Requirement:
Check every line of the material below for "production". Give the number of lines that have it, and only that.

Extracted records:
:::::

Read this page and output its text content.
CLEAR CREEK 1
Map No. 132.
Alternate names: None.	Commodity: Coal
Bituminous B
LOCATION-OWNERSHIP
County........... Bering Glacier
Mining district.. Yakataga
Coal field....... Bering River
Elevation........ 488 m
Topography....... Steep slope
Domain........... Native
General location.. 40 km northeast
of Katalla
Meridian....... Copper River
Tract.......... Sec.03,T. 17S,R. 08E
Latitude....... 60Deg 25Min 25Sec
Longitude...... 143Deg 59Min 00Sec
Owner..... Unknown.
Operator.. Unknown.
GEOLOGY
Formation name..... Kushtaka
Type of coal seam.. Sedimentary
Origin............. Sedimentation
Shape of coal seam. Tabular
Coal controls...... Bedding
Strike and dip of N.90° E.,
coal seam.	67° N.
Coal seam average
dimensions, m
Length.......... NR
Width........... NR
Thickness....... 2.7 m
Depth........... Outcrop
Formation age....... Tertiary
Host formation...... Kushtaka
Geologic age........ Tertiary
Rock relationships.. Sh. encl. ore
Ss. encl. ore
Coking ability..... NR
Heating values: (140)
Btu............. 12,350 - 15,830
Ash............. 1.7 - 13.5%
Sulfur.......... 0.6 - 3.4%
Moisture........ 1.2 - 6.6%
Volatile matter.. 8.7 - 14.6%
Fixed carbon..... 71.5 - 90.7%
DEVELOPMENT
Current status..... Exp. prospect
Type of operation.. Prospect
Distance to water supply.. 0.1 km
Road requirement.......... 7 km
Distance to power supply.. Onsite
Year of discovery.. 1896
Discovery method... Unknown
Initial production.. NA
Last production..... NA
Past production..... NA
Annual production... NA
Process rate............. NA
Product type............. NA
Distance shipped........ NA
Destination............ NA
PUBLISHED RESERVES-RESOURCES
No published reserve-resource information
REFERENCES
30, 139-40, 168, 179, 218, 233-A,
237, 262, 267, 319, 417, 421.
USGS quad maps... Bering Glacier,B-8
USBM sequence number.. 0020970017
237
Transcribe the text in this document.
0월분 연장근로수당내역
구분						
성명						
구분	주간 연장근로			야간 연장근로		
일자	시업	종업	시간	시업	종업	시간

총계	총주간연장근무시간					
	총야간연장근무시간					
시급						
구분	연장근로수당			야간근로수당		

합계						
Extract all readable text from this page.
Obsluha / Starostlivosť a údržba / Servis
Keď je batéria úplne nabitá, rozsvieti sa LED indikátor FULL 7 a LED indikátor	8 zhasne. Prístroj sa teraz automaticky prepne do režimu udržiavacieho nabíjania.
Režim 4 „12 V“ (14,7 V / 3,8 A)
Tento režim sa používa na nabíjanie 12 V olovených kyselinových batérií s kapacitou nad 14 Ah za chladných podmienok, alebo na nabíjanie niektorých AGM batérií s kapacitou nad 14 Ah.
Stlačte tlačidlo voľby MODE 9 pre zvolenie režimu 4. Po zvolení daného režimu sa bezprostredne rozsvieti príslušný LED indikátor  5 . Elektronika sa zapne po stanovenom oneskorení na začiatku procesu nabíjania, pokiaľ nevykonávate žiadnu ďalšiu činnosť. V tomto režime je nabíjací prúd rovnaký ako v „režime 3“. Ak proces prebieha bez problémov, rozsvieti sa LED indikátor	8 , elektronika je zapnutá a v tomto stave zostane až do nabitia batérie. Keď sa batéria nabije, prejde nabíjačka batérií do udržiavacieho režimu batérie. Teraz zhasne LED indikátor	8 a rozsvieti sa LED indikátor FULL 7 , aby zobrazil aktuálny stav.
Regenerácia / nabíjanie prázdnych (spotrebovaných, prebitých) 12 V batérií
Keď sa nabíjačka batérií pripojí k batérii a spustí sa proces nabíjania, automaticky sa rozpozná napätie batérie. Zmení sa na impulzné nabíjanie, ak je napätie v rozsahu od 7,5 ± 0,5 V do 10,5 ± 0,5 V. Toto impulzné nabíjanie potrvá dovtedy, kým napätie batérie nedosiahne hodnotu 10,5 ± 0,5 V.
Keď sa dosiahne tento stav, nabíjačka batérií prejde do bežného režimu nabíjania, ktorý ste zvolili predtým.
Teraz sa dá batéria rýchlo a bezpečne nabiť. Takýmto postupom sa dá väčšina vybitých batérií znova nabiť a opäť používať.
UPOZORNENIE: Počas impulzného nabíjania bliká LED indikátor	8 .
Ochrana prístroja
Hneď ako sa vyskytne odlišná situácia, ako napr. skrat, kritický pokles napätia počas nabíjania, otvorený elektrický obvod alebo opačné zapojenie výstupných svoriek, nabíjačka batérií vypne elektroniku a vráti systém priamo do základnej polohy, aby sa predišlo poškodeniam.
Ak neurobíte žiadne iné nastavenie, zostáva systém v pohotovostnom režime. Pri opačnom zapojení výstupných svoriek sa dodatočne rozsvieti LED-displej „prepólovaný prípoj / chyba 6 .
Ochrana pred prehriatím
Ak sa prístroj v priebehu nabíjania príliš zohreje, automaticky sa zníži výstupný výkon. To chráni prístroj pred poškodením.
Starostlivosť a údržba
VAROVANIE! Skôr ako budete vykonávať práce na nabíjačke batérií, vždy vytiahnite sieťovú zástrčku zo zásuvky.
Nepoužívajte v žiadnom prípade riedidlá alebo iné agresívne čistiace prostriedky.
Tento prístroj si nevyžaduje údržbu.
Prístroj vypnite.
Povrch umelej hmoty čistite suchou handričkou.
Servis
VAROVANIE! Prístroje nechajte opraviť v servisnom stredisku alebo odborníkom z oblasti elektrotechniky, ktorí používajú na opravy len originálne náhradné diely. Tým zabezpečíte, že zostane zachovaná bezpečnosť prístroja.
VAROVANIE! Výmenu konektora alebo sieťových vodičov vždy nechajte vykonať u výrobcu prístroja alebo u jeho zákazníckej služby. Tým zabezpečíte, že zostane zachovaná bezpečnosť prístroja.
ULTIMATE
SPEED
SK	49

:::::

Result of this exercise:
4